═════ RECORDS SUPPLIED

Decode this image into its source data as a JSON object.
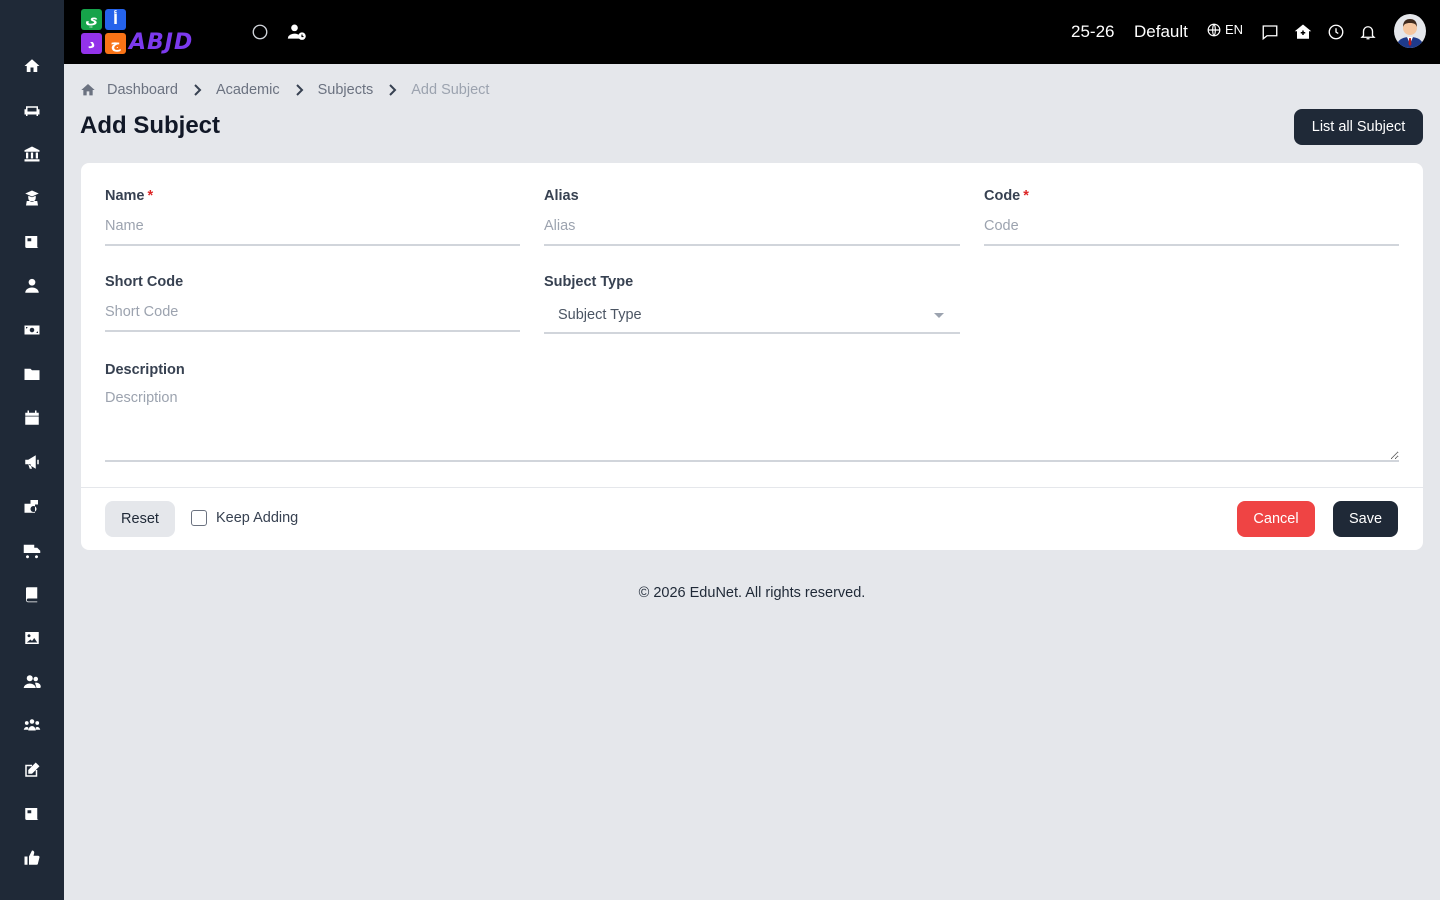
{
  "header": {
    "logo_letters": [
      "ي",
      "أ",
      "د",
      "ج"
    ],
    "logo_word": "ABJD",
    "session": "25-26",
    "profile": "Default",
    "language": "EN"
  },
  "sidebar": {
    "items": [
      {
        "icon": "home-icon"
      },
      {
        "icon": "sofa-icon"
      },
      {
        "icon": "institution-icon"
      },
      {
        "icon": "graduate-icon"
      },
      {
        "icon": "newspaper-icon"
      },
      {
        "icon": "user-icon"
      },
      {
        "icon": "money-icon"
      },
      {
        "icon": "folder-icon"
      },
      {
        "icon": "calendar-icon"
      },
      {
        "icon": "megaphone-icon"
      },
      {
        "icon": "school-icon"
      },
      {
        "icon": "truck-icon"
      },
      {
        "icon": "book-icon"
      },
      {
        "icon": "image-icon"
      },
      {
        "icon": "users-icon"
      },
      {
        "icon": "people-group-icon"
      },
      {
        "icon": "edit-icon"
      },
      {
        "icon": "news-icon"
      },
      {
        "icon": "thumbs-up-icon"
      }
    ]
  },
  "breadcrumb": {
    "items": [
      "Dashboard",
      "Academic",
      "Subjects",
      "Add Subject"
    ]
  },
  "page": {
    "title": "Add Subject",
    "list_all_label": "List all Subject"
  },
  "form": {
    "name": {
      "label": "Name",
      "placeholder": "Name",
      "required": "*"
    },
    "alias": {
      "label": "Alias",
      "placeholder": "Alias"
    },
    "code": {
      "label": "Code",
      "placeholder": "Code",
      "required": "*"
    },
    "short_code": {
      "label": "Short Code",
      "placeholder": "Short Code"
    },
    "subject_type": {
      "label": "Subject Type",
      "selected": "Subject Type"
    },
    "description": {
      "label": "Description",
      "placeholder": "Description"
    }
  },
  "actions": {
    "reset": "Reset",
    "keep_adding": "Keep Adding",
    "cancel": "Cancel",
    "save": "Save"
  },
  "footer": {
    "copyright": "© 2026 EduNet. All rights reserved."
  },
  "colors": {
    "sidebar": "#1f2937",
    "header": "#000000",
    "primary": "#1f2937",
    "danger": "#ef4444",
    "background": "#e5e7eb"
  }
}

══════════

- _DIRECTIONS FOR THIS TASK_
Pictures don't belong in the copy. Restate all the entries exactly.

- _RESPONSE_
Decode this image into its source data as a JSON object.
{
  "header": {
    "logo_letters": [
      "ي",
      "أ",
      "د",
      "ج"
    ],
    "logo_word": "ABJD",
    "session": "25-26",
    "profile": "Default",
    "language": "EN"
  },
  "sidebar": {
    "items": [
      {
        "icon": "home-icon"
      },
      {
        "icon": "sofa-icon"
      },
      {
        "icon": "institution-icon"
      },
      {
        "icon": "graduate-icon"
      },
      {
        "icon": "newspaper-icon"
      },
      {
        "icon": "user-icon"
      },
      {
        "icon": "money-icon"
      },
      {
        "icon": "folder-icon"
      },
      {
        "icon": "calendar-icon"
      },
      {
        "icon": "megaphone-icon"
      },
      {
        "icon": "school-icon"
      },
      {
        "icon": "truck-icon"
      },
      {
        "icon": "book-icon"
      },
      {
        "icon": "image-icon"
      },
      {
        "icon": "users-icon"
      },
      {
        "icon": "people-group-icon"
      },
      {
        "icon": "edit-icon"
      },
      {
        "icon": "news-icon"
      },
      {
        "icon": "thumbs-up-icon"
      }
    ]
  },
  "breadcrumb": {
    "items": [
      "Dashboard",
      "Academic",
      "Subjects",
      "Add Subject"
    ]
  },
  "page": {
    "title": "Add Subject",
    "list_all_label": "List all Subject"
  },
  "form": {
    "name": {
      "label": "Name",
      "placeholder": "Name",
      "required": "*"
    },
    "alias": {
      "label": "Alias",
      "placeholder": "Alias"
    },
    "code": {
      "label": "Code",
      "placeholder": "Code",
      "required": "*"
    },
    "short_code": {
      "label": "Short Code",
      "placeholder": "Short Code"
    },
    "subject_type": {
      "label": "Subject Type",
      "selected": "Subject Type"
    },
    "description": {
      "label": "Description",
      "placeholder": "Description"
    }
  },
  "actions": {
    "reset": "Reset",
    "keep_adding": "Keep Adding",
    "cancel": "Cancel",
    "save": "Save"
  },
  "footer": {
    "copyright": "© 2026 EduNet. All rights reserved."
  },
  "colors": {
    "sidebar": "#1f2937",
    "header": "#000000",
    "primary": "#1f2937",
    "danger": "#ef4444",
    "background": "#e5e7eb"
  }
}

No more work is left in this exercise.